[Extracted records]
--

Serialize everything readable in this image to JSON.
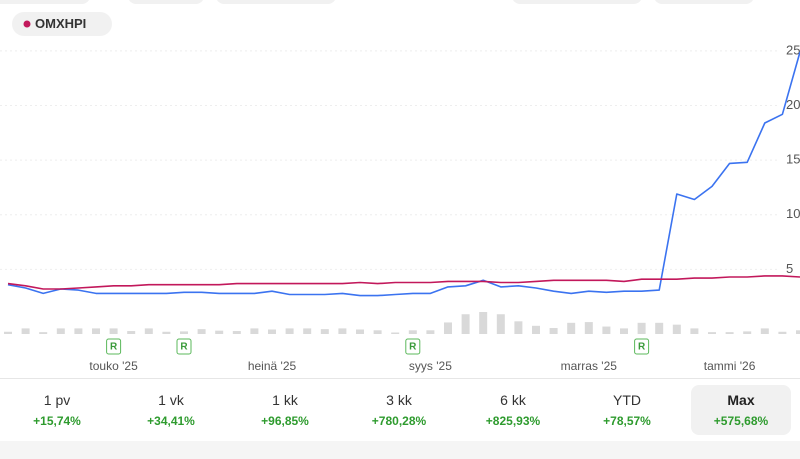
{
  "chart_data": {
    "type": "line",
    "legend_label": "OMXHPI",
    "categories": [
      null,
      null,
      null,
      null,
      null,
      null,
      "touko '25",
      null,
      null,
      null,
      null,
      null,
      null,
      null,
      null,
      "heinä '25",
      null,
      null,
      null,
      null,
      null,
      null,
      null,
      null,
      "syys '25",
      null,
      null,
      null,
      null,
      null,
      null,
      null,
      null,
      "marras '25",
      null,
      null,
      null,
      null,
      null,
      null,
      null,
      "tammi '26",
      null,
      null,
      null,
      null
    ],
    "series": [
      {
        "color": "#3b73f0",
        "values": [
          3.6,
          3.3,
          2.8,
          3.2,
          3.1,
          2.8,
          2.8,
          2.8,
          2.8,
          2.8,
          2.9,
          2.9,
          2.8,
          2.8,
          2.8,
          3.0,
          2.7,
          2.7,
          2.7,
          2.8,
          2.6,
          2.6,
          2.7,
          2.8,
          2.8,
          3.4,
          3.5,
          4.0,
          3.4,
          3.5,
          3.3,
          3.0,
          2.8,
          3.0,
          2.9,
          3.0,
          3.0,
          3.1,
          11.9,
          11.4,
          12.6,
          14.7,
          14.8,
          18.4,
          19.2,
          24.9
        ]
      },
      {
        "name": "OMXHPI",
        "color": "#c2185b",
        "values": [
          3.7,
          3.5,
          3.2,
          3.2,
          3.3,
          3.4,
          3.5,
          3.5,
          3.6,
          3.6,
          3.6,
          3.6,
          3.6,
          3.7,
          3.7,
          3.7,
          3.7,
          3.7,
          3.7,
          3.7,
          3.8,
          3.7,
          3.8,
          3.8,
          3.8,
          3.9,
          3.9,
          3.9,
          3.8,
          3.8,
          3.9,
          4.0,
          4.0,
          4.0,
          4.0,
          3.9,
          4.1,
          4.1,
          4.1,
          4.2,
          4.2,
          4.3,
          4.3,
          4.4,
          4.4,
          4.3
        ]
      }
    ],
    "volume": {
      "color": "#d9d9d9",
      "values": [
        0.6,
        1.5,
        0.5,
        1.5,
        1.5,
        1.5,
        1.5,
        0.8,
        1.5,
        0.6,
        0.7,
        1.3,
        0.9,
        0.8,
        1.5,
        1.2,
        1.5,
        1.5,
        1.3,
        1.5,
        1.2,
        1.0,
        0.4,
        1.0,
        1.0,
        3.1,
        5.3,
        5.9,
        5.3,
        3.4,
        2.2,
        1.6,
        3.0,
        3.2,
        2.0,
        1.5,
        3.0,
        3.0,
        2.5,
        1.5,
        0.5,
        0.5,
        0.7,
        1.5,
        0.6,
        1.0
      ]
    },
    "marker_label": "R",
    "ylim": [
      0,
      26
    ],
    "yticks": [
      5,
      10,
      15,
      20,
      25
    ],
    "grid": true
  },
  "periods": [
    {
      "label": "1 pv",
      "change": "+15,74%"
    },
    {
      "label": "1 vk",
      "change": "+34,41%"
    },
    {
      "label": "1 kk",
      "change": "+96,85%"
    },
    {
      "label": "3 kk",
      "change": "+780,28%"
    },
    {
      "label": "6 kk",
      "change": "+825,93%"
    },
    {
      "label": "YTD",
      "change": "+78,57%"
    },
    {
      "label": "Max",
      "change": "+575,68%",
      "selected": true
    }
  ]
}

--

_TASK_. Please write out all of the material above without changing a word, and omit any pictures.

_RESPONSE TO THE EXERCISE_.
Serialize everything readable in this image to JSON.
{
  "chart_data": {
    "type": "line",
    "legend_label": "OMXHPI",
    "categories": [
      null,
      null,
      null,
      null,
      null,
      null,
      "touko '25",
      null,
      null,
      null,
      null,
      null,
      null,
      null,
      null,
      "heinä '25",
      null,
      null,
      null,
      null,
      null,
      null,
      null,
      null,
      "syys '25",
      null,
      null,
      null,
      null,
      null,
      null,
      null,
      null,
      "marras '25",
      null,
      null,
      null,
      null,
      null,
      null,
      null,
      "tammi '26",
      null,
      null,
      null,
      null
    ],
    "series": [
      {
        "color": "#3b73f0",
        "values": [
          3.6,
          3.3,
          2.8,
          3.2,
          3.1,
          2.8,
          2.8,
          2.8,
          2.8,
          2.8,
          2.9,
          2.9,
          2.8,
          2.8,
          2.8,
          3.0,
          2.7,
          2.7,
          2.7,
          2.8,
          2.6,
          2.6,
          2.7,
          2.8,
          2.8,
          3.4,
          3.5,
          4.0,
          3.4,
          3.5,
          3.3,
          3.0,
          2.8,
          3.0,
          2.9,
          3.0,
          3.0,
          3.1,
          11.9,
          11.4,
          12.6,
          14.7,
          14.8,
          18.4,
          19.2,
          24.9
        ]
      },
      {
        "name": "OMXHPI",
        "color": "#c2185b",
        "values": [
          3.7,
          3.5,
          3.2,
          3.2,
          3.3,
          3.4,
          3.5,
          3.5,
          3.6,
          3.6,
          3.6,
          3.6,
          3.6,
          3.7,
          3.7,
          3.7,
          3.7,
          3.7,
          3.7,
          3.7,
          3.8,
          3.7,
          3.8,
          3.8,
          3.8,
          3.9,
          3.9,
          3.9,
          3.8,
          3.8,
          3.9,
          4.0,
          4.0,
          4.0,
          4.0,
          3.9,
          4.1,
          4.1,
          4.1,
          4.2,
          4.2,
          4.3,
          4.3,
          4.4,
          4.4,
          4.3
        ]
      }
    ],
    "volume": {
      "color": "#d9d9d9",
      "values": [
        0.6,
        1.5,
        0.5,
        1.5,
        1.5,
        1.5,
        1.5,
        0.8,
        1.5,
        0.6,
        0.7,
        1.3,
        0.9,
        0.8,
        1.5,
        1.2,
        1.5,
        1.5,
        1.3,
        1.5,
        1.2,
        1.0,
        0.4,
        1.0,
        1.0,
        3.1,
        5.3,
        5.9,
        5.3,
        3.4,
        2.2,
        1.6,
        3.0,
        3.2,
        2.0,
        1.5,
        3.0,
        3.0,
        2.5,
        1.5,
        0.5,
        0.5,
        0.7,
        1.5,
        0.6,
        1.0
      ]
    },
    "marker_label": "R",
    "ylim": [
      0,
      26
    ],
    "yticks": [
      5,
      10,
      15,
      20,
      25
    ],
    "grid": true
  },
  "periods": [
    {
      "label": "1 pv",
      "change": "+15,74%"
    },
    {
      "label": "1 vk",
      "change": "+34,41%"
    },
    {
      "label": "1 kk",
      "change": "+96,85%"
    },
    {
      "label": "3 kk",
      "change": "+780,28%"
    },
    {
      "label": "6 kk",
      "change": "+825,93%"
    },
    {
      "label": "YTD",
      "change": "+78,57%"
    },
    {
      "label": "Max",
      "change": "+575,68%",
      "selected": true
    }
  ]
}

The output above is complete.